→ INSTRUCTIONS FOR THE TASK
Write the material out again exactly.

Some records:
========================
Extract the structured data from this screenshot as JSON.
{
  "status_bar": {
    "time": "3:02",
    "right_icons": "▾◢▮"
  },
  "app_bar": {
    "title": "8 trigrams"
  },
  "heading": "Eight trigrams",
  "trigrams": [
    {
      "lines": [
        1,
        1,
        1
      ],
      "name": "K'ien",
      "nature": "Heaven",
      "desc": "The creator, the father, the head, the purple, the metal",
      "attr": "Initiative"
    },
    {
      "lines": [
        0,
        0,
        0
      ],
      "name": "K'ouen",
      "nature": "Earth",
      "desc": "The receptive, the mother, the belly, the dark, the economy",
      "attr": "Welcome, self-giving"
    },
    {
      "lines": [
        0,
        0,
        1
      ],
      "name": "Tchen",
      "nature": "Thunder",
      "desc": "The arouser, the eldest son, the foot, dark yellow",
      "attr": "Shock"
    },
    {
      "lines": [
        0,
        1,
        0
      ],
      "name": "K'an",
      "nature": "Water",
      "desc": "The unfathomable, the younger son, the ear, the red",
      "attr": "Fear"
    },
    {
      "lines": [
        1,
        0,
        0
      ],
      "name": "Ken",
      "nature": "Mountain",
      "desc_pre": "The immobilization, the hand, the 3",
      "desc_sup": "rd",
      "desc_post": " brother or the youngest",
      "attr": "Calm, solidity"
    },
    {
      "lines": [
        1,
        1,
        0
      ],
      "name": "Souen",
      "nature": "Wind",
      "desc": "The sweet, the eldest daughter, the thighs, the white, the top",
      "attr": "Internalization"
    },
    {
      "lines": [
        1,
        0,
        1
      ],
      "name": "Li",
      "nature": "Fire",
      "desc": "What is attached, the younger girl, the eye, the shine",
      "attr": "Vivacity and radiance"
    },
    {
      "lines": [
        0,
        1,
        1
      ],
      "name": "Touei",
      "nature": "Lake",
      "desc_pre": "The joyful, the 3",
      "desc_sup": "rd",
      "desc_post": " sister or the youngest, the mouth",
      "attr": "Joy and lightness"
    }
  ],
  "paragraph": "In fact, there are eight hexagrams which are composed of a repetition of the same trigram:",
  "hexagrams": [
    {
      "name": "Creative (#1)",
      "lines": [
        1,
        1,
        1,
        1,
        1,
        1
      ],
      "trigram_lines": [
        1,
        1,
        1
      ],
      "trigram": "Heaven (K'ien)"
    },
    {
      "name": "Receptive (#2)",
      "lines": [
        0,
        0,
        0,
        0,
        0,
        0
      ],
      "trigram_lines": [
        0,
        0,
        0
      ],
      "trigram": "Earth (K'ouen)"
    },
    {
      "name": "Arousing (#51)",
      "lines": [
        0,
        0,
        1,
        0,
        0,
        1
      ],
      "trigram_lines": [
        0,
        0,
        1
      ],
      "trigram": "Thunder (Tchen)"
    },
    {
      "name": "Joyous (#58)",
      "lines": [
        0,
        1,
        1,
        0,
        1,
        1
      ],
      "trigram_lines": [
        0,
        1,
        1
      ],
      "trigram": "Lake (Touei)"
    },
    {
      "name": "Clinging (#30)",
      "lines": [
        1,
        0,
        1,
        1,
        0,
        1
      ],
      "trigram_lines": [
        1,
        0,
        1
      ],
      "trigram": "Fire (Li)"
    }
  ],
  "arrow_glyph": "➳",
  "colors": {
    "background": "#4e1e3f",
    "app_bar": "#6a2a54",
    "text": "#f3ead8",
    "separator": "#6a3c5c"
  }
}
========================
→ RESPONSE TO THIS TASK
Extract the structured data from this screenshot as JSON.
{
  "status_bar": {
    "time": "3:02",
    "right_icons": "▾◢▮"
  },
  "app_bar": {
    "title": "8 trigrams"
  },
  "heading": "Eight trigrams",
  "trigrams": [
    {
      "lines": [
        1,
        1,
        1
      ],
      "name": "K'ien",
      "nature": "Heaven",
      "desc": "The creator, the father, the head, the purple, the metal",
      "attr": "Initiative"
    },
    {
      "lines": [
        0,
        0,
        0
      ],
      "name": "K'ouen",
      "nature": "Earth",
      "desc": "The receptive, the mother, the belly, the dark, the economy",
      "attr": "Welcome, self-giving"
    },
    {
      "lines": [
        0,
        0,
        1
      ],
      "name": "Tchen",
      "nature": "Thunder",
      "desc": "The arouser, the eldest son, the foot, dark yellow",
      "attr": "Shock"
    },
    {
      "lines": [
        0,
        1,
        0
      ],
      "name": "K'an",
      "nature": "Water",
      "desc": "The unfathomable, the younger son, the ear, the red",
      "attr": "Fear"
    },
    {
      "lines": [
        1,
        0,
        0
      ],
      "name": "Ken",
      "nature": "Mountain",
      "desc_pre": "The immobilization, the hand, the 3",
      "desc_sup": "rd",
      "desc_post": " brother or the youngest",
      "attr": "Calm, solidity"
    },
    {
      "lines": [
        1,
        1,
        0
      ],
      "name": "Souen",
      "nature": "Wind",
      "desc": "The sweet, the eldest daughter, the thighs, the white, the top",
      "attr": "Internalization"
    },
    {
      "lines": [
        1,
        0,
        1
      ],
      "name": "Li",
      "nature": "Fire",
      "desc": "What is attached, the younger girl, the eye, the shine",
      "attr": "Vivacity and radiance"
    },
    {
      "lines": [
        0,
        1,
        1
      ],
      "name": "Touei",
      "nature": "Lake",
      "desc_pre": "The joyful, the 3",
      "desc_sup": "rd",
      "desc_post": " sister or the youngest, the mouth",
      "attr": "Joy and lightness"
    }
  ],
  "paragraph": "In fact, there are eight hexagrams which are composed of a repetition of the same trigram:",
  "hexagrams": [
    {
      "name": "Creative (#1)",
      "lines": [
        1,
        1,
        1,
        1,
        1,
        1
      ],
      "trigram_lines": [
        1,
        1,
        1
      ],
      "trigram": "Heaven (K'ien)"
    },
    {
      "name": "Receptive (#2)",
      "lines": [
        0,
        0,
        0,
        0,
        0,
        0
      ],
      "trigram_lines": [
        0,
        0,
        0
      ],
      "trigram": "Earth (K'ouen)"
    },
    {
      "name": "Arousing (#51)",
      "lines": [
        0,
        0,
        1,
        0,
        0,
        1
      ],
      "trigram_lines": [
        0,
        0,
        1
      ],
      "trigram": "Thunder (Tchen)"
    },
    {
      "name": "Joyous (#58)",
      "lines": [
        0,
        1,
        1,
        0,
        1,
        1
      ],
      "trigram_lines": [
        0,
        1,
        1
      ],
      "trigram": "Lake (Touei)"
    },
    {
      "name": "Clinging (#30)",
      "lines": [
        1,
        0,
        1,
        1,
        0,
        1
      ],
      "trigram_lines": [
        1,
        0,
        1
      ],
      "trigram": "Fire (Li)"
    }
  ],
  "arrow_glyph": "➳",
  "colors": {
    "background": "#4e1e3f",
    "app_bar": "#6a2a54",
    "text": "#f3ead8",
    "separator": "#6a3c5c"
  }
}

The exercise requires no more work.